PROBLEMS TO WORK ON:
a - According to the CAP guidelines text, for how long at minimum should adults with CAP be treated?
b - Copy word for word the part of the CAP guidelines text between "For patients admitted" and "recommended for influenza.", inclusive.

SELECTED PASSAGE:

──────────

The burden of CAP has been worsened by HIV epidemic in South Asian and African settings. The influx and outflux of various antibiotics had posed a major threat to the rapid increase in antibiotic resistance. An approach to standardize care by providing the evidence-based management strategies would help lower the risk of antimicrobial resistance. The focus of different organizations for the management of CAP has helped to frame certain guidelines.

Two of the most esteemed societies; Infectious Diseases Society of America (IDSA) and the American Thoracic Society (ATS) have established a joint committee to develop a CAP guidelines document. The guidelines are intended primarily for use by emergency medicine physicians, hospitalists, and primary care practitioners; as well as a starting point for consultation by the specialists.


General recommendations on antibiotic use for CAP

  • The recommendations made are for a class of antibiotics and not for a specific drug.
  • Combination empirical therapy for severe CAP has been recommended as it has been strengthened by a number of evidences.
  • Ertapenem, a β-Lactam type antibiotic has been added to the recommendations. It can be used for hospitalized patients with the risk of infection with gram-negative bacteria other than Pseudomonas aeruginosa.
  • Telithromycin drug is being evaluated for its safety by the US Food and Drug Administration before its final recommendation.
  • More potent drugs are used as they help in mitigating the risk of selection for antibiotic resistance.

For outpatient treatment

  • For a healthy person with no risk factors for drug-resistant S. pneumoniae infection, macrolides (azithromycin, clarithromycin, or erythromycin) are highly recommended. Doxycycline is weakly recommended.
  • In regions with high rate of infection and macrolide-resistant S. pneumonia and for people suffering with conditions pertaining to heart, lung, liver, or renal disease; diabetes mellitus; alcoholism; malignancies; asplenia; immunosuppressing conditions or use of immunosuppressing drugs; use of antimicrobials within the previous 3 months (in which case an alternative from a different class should be selected); or other risks for drug-resistant S.pneumoniae infection then, the following antibiotic classes can be given:
  • A respiratory fluoroquinolone (moxifloxacin, gemifloxacin, or levofloxacin [750 mg])
  • A β-lactam plus a macrolide (High-dose amoxicillin or amoxicillin-clavulanate is preferred and the alternatives include ceftriaxone, cefpodoxime, and cefuroxime)

For ICU inpatients

For ICU inpatients, a β-lactam (cefotaxime, ceftriaxone, or ampicillin-sulbactam) plus either azithromycin or a fluoroquinolone is recommended. For patients who are allergic to penicillin, a respiratory fluoroquinolone and aztreonam are recommended.

Antipneumococcal, antipseudomonal β-lactam (piperacillin-tazobactam, cefepime, imipenem, or meropenem) plus either ciprofloxacin or levofloxacin are recommended for pseudomonas infection.

For community-acquired methicillin-resistant Staphylococcus aureus (MRSA) infection, vancomycin or linezolid are recommended.

For emergency admissions

For patients admitted through the emergency department, the first antibiotic dose should be administered while in the emergency department itself, rather than designating a specific window period for the dosage administration.


Pathogen directed therapy

Antimicrobial therapy should be directed at the pathogen that has been identified on the basis of reliable microbiological methods for CAP etiology.

Oseltamivir or zanamivir as early treatment i.e within 48 hours of the onset of symptoms is recommended for influenza.

For patients with uncomplicated influenza (with symptoms for 148 h), use of oseltamivir and zanamivir is not recommended. But, these drugs may be used to reduce viral shedding in hospitalized patients or for patients with influenza pneumonia.


Duration of antibiotic therapy

Adults with CAP should be treated for a minimum of 5 days. Before discontinuation of therapy, ensure that the patient has normal body temperature for 48–72 hours, and should have not more than one CAP-associated sign of clinical instability.

Duration of therapy may be extended if initial therapy was not active against the identified pathogen or if it was complicated by extrapulmonary infection, such as meningitis or endocarditis.

──────────

INFORMATION SUPPLIED:

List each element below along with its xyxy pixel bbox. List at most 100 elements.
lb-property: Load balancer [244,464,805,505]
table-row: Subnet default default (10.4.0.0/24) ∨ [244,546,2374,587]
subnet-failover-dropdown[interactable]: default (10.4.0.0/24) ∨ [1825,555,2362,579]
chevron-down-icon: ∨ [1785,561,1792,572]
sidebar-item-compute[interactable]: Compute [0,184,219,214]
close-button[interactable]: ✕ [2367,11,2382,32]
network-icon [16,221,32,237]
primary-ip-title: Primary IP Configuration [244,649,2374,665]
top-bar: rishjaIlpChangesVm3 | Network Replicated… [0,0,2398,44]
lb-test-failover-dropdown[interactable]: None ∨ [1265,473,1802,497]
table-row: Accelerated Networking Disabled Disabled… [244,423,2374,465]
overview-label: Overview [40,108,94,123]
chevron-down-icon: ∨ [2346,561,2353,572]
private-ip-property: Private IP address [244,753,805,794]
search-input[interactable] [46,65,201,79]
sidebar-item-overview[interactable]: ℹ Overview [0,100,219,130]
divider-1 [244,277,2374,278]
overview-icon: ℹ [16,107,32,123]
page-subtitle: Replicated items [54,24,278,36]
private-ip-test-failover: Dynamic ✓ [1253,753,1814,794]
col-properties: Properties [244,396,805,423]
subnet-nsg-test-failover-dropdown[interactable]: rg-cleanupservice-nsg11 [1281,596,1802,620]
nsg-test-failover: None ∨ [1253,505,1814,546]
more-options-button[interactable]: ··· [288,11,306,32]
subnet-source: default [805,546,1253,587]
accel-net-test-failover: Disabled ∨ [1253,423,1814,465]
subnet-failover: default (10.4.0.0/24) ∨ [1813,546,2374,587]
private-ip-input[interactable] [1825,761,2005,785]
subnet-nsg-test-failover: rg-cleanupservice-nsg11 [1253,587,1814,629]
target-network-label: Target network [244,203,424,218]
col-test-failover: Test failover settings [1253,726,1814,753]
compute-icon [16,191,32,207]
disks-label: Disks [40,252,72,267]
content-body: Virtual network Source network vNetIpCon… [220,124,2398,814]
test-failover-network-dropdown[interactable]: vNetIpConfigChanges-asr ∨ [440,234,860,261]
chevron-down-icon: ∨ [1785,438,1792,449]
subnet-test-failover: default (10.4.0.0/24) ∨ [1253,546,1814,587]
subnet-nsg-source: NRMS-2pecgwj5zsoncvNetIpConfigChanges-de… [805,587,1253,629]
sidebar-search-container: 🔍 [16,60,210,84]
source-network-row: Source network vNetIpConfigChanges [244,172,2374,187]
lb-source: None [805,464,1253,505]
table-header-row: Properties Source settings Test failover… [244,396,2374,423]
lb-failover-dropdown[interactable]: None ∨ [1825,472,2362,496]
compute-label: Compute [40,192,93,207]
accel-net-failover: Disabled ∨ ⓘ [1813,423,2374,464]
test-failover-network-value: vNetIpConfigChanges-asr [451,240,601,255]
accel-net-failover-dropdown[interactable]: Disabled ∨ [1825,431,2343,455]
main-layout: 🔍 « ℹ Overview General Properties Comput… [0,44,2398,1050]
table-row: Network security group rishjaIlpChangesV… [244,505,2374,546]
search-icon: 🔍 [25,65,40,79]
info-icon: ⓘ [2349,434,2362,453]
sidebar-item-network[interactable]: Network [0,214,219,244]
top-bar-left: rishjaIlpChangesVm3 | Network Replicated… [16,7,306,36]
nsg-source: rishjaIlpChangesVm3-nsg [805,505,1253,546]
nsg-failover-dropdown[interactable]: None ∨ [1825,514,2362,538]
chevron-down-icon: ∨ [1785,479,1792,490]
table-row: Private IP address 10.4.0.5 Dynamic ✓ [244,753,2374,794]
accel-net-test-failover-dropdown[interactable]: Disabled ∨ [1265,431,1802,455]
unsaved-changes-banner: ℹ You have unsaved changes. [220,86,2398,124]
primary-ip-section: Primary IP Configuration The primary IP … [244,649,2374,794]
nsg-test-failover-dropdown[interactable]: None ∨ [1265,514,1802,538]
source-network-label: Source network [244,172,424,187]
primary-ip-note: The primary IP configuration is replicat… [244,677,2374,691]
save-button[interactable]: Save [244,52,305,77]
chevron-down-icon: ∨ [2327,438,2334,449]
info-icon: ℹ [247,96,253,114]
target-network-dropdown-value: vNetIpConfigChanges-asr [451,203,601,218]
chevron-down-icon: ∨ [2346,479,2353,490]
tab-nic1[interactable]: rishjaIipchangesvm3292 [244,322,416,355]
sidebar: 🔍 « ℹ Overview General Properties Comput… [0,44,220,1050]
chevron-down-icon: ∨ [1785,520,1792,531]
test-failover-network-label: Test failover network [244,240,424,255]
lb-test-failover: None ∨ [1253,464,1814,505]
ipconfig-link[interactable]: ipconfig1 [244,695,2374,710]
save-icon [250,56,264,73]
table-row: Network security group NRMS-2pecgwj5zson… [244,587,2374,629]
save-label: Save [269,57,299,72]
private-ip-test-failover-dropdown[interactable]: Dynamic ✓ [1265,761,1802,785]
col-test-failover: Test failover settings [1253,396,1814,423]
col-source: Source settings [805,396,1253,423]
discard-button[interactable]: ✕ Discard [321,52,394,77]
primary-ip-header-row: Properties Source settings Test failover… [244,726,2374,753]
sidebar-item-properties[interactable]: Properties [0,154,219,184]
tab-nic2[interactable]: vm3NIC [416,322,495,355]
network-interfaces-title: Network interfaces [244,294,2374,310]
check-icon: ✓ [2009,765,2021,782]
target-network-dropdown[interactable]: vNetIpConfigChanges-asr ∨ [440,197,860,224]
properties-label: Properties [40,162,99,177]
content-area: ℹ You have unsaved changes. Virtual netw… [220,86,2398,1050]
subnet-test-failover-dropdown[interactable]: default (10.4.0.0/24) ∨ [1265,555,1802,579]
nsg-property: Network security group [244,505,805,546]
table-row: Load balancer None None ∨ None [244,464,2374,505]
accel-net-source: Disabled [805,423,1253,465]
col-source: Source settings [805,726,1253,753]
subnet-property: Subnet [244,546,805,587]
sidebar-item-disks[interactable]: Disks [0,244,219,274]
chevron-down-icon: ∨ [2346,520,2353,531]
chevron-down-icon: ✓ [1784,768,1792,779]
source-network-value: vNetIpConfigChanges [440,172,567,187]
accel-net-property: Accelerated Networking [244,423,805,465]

──────────

EXERCISE ANSWERS:
a - A minimum of 5 days.

b -
For patients admitted through the emergency department, the first antibiotic dose should be administered while in the emergency department itself, rather than designating a specific window period for the dosage administration.


Pathogen directed therapy

Antimicrobial therapy should be directed at the pathogen that has been identified on the basis of reliable microbiological methods for CAP etiology.

Oseltamivir or zanamivir as early treatment i.e within 48 hours of the onset of symptoms is recommended for influenza.